## Exercise instructions
Find the word "JSON" in the data. Return every line where it appears.

☆ ☆ ☆

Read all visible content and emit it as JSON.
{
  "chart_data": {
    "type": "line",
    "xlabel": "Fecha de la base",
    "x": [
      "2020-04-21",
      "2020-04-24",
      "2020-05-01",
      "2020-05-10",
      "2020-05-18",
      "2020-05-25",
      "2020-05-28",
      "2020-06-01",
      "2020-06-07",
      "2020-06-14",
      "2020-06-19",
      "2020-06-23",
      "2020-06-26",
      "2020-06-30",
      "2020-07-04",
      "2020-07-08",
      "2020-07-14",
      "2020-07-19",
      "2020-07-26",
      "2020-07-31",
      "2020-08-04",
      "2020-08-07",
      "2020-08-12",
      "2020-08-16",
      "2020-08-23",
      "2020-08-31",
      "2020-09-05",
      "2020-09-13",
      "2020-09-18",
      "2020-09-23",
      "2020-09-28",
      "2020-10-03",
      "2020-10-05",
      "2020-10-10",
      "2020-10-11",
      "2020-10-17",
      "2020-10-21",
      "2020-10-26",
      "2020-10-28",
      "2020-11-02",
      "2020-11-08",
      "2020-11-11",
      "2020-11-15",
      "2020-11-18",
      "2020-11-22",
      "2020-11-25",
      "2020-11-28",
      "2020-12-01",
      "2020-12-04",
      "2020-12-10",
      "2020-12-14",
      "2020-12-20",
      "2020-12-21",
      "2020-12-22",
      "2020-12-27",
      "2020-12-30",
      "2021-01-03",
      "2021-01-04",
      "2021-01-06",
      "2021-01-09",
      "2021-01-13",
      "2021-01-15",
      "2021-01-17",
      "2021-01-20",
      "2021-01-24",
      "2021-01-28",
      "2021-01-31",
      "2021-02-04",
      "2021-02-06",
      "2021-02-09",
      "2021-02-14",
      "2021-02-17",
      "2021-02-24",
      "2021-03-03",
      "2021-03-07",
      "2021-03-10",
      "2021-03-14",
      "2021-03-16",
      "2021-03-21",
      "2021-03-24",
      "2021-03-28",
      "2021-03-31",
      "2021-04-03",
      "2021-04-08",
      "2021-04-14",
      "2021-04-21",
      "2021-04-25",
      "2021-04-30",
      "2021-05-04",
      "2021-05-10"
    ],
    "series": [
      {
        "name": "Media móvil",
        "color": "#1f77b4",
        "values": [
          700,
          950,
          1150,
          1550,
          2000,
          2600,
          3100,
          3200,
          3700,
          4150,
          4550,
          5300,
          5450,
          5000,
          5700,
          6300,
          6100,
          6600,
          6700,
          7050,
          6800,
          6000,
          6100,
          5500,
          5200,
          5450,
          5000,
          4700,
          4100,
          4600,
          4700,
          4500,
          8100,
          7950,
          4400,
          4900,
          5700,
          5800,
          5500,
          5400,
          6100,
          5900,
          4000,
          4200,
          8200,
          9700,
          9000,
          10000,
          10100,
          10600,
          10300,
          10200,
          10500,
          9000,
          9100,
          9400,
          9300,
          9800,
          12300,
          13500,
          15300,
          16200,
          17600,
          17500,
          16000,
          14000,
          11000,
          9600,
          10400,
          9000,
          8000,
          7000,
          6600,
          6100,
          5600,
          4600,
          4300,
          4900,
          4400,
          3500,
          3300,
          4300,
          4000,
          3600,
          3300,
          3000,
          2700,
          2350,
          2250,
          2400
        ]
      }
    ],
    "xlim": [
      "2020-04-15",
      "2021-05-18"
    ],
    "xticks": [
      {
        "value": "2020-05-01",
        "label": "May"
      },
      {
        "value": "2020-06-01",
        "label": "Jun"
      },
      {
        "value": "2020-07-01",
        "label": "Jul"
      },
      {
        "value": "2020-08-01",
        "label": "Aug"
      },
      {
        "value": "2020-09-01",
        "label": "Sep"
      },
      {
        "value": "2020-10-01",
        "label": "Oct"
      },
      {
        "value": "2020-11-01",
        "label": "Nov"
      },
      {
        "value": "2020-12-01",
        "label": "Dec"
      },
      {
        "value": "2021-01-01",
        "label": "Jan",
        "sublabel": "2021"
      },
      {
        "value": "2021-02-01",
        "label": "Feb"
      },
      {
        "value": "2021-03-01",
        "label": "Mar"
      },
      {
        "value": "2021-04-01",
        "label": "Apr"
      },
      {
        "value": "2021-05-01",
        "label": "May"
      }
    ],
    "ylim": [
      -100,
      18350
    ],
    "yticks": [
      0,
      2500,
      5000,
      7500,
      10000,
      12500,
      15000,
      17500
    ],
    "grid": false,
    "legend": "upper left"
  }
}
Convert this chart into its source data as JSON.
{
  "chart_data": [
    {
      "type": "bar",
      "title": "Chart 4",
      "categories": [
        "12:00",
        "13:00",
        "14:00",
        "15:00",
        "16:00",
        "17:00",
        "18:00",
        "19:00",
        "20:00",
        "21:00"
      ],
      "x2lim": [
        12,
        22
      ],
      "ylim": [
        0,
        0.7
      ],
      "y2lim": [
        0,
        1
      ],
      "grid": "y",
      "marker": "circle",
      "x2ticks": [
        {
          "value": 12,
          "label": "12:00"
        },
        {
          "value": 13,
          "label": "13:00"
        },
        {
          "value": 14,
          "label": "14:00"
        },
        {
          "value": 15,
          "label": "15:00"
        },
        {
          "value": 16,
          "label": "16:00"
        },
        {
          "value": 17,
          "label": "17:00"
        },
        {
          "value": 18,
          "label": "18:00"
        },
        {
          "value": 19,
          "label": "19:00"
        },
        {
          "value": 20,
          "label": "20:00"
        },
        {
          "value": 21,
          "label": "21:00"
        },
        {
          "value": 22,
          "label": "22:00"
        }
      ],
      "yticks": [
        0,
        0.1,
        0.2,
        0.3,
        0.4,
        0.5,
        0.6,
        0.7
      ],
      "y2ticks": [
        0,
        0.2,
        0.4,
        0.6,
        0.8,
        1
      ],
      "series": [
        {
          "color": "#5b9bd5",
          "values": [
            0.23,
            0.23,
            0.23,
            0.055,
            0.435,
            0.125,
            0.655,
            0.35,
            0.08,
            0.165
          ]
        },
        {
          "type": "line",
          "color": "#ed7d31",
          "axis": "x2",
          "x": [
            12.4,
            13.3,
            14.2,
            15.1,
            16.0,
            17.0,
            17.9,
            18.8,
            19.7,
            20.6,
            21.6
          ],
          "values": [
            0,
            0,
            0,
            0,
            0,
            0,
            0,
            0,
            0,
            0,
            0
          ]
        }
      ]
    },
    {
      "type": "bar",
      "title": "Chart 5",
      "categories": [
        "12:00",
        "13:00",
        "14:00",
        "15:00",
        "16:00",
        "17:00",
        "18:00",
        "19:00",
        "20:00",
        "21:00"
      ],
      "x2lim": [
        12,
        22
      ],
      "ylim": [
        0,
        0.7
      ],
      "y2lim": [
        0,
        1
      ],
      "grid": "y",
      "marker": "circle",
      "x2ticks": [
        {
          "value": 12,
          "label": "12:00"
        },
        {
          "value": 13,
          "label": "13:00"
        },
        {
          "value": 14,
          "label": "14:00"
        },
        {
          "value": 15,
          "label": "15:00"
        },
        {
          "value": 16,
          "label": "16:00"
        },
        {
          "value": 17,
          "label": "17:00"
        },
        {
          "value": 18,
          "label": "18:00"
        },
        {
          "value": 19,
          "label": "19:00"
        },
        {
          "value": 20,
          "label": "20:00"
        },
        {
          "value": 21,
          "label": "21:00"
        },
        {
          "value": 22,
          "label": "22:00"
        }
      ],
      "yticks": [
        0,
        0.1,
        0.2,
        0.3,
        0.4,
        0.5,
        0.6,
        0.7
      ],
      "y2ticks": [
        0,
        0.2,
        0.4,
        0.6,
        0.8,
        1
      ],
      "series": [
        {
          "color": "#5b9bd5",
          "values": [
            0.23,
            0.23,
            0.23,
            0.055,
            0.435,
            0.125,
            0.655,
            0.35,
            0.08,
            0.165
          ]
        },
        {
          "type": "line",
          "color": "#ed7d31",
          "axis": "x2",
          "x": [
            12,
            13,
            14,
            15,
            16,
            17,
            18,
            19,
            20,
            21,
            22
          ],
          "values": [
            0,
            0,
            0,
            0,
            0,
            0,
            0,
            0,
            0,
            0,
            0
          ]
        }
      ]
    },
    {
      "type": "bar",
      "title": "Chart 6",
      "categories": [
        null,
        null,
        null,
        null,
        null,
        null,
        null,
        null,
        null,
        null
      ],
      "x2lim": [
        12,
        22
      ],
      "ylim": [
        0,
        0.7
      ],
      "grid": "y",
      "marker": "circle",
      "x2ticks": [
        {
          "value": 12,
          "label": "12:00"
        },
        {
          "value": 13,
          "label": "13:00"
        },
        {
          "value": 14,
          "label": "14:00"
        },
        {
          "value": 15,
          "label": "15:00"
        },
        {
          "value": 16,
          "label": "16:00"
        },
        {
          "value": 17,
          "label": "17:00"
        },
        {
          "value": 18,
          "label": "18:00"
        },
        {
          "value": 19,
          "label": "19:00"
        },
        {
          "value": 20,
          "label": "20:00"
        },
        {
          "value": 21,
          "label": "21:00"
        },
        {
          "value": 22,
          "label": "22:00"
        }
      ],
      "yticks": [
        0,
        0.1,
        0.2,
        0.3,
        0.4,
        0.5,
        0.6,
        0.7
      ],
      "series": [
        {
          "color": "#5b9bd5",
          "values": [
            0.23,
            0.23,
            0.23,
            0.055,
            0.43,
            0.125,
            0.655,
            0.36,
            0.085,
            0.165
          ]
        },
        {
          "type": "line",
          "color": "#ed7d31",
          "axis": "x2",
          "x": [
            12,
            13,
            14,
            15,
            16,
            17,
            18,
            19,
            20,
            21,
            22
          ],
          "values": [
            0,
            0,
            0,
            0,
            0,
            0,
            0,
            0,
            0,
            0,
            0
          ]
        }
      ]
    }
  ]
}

☆ ☆ ☆

## Task solution
Read all visible content and emit it as JSON.
Convert this chart into its source data as JSON.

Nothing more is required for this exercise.